> _Dataset records_:
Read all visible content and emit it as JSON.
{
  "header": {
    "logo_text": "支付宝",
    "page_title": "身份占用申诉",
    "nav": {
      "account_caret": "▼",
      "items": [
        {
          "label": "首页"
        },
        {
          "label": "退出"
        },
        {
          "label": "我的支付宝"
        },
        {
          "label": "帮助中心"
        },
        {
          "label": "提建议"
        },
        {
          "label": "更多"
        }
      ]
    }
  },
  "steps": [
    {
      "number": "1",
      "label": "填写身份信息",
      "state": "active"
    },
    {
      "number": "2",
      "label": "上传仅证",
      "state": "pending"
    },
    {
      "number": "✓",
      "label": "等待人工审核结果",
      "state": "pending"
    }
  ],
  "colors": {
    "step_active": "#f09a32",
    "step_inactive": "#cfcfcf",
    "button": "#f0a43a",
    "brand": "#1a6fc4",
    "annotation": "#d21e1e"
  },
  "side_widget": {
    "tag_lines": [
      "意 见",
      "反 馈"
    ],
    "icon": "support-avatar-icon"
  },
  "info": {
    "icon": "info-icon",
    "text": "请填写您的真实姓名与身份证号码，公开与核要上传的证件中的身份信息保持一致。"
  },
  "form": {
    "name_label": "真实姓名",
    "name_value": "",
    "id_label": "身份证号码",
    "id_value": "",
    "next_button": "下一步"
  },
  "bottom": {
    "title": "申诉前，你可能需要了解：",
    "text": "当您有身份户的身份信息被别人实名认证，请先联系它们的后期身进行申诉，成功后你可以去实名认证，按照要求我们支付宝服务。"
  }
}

> _Given task_: Print all of the entries exactly as they are written.

> _Final answer_:
Read all visible content and emit it as JSON.
{
  "header": {
    "logo_text": "支付宝",
    "page_title": "身份占用申诉",
    "nav": {
      "account_caret": "▼",
      "items": [
        {
          "label": "首页"
        },
        {
          "label": "退出"
        },
        {
          "label": "我的支付宝"
        },
        {
          "label": "帮助中心"
        },
        {
          "label": "提建议"
        },
        {
          "label": "更多"
        }
      ]
    }
  },
  "steps": [
    {
      "number": "1",
      "label": "填写身份信息",
      "state": "active"
    },
    {
      "number": "2",
      "label": "上传仅证",
      "state": "pending"
    },
    {
      "number": "✓",
      "label": "等待人工审核结果",
      "state": "pending"
    }
  ],
  "colors": {
    "step_active": "#f09a32",
    "step_inactive": "#cfcfcf",
    "button": "#f0a43a",
    "brand": "#1a6fc4",
    "annotation": "#d21e1e"
  },
  "side_widget": {
    "tag_lines": [
      "意 见",
      "反 馈"
    ],
    "icon": "support-avatar-icon"
  },
  "info": {
    "icon": "info-icon",
    "text": "请填写您的真实姓名与身份证号码，公开与核要上传的证件中的身份信息保持一致。"
  },
  "form": {
    "name_label": "真实姓名",
    "name_value": "",
    "id_label": "身份证号码",
    "id_value": "",
    "next_button": "下一步"
  },
  "bottom": {
    "title": "申诉前，你可能需要了解：",
    "text": "当您有身份户的身份信息被别人实名认证，请先联系它们的后期身进行申诉，成功后你可以去实名认证，按照要求我们支付宝服务。"
  }
}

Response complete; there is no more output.